## Records to process
..............................

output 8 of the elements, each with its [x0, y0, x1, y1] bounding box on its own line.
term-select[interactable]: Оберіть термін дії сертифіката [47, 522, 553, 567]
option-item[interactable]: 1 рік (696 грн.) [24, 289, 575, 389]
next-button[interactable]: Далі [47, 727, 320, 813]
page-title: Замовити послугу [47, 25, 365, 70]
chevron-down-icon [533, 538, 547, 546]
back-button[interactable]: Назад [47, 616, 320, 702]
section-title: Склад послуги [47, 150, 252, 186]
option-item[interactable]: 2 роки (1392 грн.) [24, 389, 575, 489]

..............................

Write out the lines above exactly as they appear, from the very first one through the line that contains "section-title: Склад послуги", including both of those.

output 8 of the elements, each with its [x0, y0, x1, y1] bounding box on its own line.
term-select[interactable]: Оберіть термін дії сертифіката [47, 522, 553, 567]
option-item[interactable]: 1 рік (696 грн.) [24, 289, 575, 389]
next-button[interactable]: Далі [47, 727, 320, 813]
page-title: Замовити послугу [47, 25, 365, 70]
chevron-down-icon [533, 538, 547, 546]
back-button[interactable]: Назад [47, 616, 320, 702]
section-title: Склад послуги [47, 150, 252, 186]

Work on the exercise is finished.